Your goal
Write out every record in full, exactly as written, please.

Listing
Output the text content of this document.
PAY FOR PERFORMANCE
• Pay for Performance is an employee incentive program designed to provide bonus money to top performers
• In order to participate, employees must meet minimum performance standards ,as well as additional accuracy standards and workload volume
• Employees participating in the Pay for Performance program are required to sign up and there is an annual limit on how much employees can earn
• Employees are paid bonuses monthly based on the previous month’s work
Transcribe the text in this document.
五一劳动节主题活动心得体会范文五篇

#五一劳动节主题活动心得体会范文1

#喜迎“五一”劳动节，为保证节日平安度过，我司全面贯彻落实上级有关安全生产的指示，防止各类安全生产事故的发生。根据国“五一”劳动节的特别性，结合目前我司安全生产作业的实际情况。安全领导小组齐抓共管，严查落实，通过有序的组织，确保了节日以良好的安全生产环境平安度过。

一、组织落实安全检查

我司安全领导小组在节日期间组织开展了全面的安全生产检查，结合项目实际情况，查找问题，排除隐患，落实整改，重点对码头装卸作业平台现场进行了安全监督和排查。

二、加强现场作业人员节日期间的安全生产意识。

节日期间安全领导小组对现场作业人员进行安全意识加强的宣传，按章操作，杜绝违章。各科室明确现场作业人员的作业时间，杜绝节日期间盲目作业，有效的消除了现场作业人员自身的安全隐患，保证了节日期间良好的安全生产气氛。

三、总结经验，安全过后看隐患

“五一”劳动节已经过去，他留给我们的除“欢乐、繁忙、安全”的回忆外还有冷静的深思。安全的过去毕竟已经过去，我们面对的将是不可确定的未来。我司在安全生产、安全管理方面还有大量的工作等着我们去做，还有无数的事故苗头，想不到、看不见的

Exercise response
Output the text content of this document.
PAY FOR PERFORMANCE
• Pay for Performance is an employee incentive program designed to provide bonus money to top performers
• In order to participate, employees must meet minimum performance standards ,as well as additional accuracy standards and workload volume
• Employees participating in the Pay for Performance program are required to sign up and there is an annual limit on how much employees can earn
• Employees are paid bonuses monthly based on the previous month’s work
Transcribe the text in this document.
五一劳动节主题活动心得体会范文五篇

#五一劳动节主题活动心得体会范文1

#喜迎“五一”劳动节，为保证节日平安度过，我司全面贯彻落实上级有关安全生产的指示，防止各类安全生产事故的发生。根据国“五一”劳动节的特别性，结合目前我司安全生产作业的实际情况。安全领导小组齐抓共管，严查落实，通过有序的组织，确保了节日以良好的安全生产环境平安度过。

一、组织落实安全检查

我司安全领导小组在节日期间组织开展了全面的安全生产检查，结合项目实际情况，查找问题，排除隐患，落实整改，重点对码头装卸作业平台现场进行了安全监督和排查。

二、加强现场作业人员节日期间的安全生产意识。

节日期间安全领导小组对现场作业人员进行安全意识加强的宣传，按章操作，杜绝违章。各科室明确现场作业人员的作业时间，杜绝节日期间盲目作业，有效的消除了现场作业人员自身的安全隐患，保证了节日期间良好的安全生产气氛。

三、总结经验，安全过后看隐患

“五一”劳动节已经过去，他留给我们的除“欢乐、繁忙、安全”的回忆外还有冷静的深思。安全的过去毕竟已经过去，我们面对的将是不可确定的未来。我司在安全生产、安全管理方面还有大量的工作等着我们去做，还有无数的事故苗头，想不到、看不见的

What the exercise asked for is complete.